◆ Goal of the exercise ◆
Extract all lines that hold the string "background".

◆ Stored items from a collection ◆
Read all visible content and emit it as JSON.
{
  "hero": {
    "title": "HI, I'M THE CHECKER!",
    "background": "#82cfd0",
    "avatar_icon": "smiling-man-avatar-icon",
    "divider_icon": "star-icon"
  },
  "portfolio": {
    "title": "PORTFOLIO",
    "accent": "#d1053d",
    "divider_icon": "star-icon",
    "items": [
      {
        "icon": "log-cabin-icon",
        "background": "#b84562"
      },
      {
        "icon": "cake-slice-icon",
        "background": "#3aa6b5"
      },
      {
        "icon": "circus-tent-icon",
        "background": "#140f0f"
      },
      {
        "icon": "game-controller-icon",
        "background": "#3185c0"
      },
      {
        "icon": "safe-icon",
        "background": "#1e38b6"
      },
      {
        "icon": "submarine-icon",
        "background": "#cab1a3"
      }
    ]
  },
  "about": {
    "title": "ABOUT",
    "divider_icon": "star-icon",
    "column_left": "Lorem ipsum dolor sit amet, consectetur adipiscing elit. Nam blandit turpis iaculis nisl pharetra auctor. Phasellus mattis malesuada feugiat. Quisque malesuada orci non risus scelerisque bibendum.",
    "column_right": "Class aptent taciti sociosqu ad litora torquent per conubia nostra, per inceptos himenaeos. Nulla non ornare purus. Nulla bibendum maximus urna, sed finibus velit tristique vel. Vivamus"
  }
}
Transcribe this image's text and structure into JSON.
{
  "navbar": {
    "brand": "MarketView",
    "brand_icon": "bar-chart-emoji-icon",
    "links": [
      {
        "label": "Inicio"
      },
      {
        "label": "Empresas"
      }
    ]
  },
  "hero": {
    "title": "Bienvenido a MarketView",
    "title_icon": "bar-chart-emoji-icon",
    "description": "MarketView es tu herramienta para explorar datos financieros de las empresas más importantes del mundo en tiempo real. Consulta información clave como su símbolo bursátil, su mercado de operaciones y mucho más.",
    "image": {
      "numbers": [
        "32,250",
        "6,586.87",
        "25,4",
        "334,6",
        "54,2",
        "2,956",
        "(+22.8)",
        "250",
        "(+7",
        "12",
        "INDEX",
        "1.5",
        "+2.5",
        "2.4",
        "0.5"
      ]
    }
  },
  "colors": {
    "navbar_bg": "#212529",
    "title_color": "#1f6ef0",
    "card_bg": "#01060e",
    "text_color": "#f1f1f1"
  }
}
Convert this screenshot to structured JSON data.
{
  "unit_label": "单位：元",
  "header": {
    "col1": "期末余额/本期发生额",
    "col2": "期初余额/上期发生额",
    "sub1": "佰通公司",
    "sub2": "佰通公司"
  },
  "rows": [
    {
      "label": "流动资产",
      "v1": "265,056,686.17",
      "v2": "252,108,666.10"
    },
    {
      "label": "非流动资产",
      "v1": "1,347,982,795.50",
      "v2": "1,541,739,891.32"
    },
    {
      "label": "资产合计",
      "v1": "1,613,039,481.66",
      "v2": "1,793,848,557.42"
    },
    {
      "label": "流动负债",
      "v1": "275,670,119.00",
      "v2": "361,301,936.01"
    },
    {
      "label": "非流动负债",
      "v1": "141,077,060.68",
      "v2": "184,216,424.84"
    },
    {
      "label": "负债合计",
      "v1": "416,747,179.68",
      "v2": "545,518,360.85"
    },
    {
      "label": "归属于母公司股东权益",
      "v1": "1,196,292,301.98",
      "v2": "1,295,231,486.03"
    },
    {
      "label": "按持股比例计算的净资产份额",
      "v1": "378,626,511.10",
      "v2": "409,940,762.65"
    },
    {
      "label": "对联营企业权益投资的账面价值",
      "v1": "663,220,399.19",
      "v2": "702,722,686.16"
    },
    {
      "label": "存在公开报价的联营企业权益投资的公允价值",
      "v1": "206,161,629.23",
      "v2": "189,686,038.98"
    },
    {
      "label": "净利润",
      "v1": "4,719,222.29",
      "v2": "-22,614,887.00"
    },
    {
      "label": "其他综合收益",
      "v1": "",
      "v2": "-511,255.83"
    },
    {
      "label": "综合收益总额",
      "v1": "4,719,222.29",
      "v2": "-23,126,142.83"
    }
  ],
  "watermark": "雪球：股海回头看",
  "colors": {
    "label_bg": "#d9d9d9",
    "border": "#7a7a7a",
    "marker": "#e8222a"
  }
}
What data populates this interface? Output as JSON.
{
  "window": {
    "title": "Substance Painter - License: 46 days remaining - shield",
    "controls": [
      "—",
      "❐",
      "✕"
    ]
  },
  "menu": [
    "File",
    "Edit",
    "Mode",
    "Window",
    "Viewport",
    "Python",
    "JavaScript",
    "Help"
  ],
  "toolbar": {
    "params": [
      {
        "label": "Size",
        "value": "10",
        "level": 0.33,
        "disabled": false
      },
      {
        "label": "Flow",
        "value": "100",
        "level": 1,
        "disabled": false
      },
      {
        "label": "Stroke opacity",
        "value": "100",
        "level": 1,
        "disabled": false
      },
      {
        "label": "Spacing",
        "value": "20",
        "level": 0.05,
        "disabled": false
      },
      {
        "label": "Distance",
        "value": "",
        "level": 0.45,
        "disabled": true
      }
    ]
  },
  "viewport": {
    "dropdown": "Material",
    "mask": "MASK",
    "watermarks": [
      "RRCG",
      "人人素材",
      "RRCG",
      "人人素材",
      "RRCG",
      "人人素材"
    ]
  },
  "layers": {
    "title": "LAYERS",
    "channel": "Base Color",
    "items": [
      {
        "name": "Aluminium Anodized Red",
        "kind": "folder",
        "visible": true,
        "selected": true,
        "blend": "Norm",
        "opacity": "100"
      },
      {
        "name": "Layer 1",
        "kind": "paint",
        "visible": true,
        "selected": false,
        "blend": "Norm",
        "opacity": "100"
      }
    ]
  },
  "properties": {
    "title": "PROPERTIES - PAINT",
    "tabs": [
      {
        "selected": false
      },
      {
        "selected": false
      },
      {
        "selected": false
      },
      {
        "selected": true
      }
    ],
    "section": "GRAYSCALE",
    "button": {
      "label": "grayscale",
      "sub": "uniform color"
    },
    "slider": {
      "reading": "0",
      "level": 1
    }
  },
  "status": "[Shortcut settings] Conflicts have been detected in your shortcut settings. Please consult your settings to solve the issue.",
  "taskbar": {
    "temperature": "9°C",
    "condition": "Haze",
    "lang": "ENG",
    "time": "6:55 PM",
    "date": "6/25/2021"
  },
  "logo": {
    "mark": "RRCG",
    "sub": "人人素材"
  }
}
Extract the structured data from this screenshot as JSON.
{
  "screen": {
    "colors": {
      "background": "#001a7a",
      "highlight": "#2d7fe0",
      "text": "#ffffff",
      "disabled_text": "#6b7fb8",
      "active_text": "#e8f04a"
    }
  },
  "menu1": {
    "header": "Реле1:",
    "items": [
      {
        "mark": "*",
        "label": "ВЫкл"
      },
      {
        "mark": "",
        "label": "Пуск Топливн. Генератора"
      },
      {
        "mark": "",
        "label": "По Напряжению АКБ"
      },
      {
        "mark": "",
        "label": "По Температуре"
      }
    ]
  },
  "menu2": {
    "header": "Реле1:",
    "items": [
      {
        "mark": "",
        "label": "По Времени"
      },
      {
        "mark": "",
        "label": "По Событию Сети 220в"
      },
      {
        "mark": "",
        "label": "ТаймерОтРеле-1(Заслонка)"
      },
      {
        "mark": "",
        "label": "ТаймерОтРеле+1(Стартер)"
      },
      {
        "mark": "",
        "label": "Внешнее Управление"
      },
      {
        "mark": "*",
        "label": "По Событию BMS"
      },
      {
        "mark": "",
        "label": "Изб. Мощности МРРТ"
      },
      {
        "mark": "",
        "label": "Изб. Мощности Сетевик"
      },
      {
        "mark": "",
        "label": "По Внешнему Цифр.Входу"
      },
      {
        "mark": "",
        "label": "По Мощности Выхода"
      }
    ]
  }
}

◆ Result of this task ◆
    "background": "#82cfd0",
        "background": "#b84562"
        "background": "#3aa6b5"
        "background": "#140f0f"
        "background": "#3185c0"
        "background": "#1e38b6"
        "background": "#cab1a3"
      "background": "#001a7a",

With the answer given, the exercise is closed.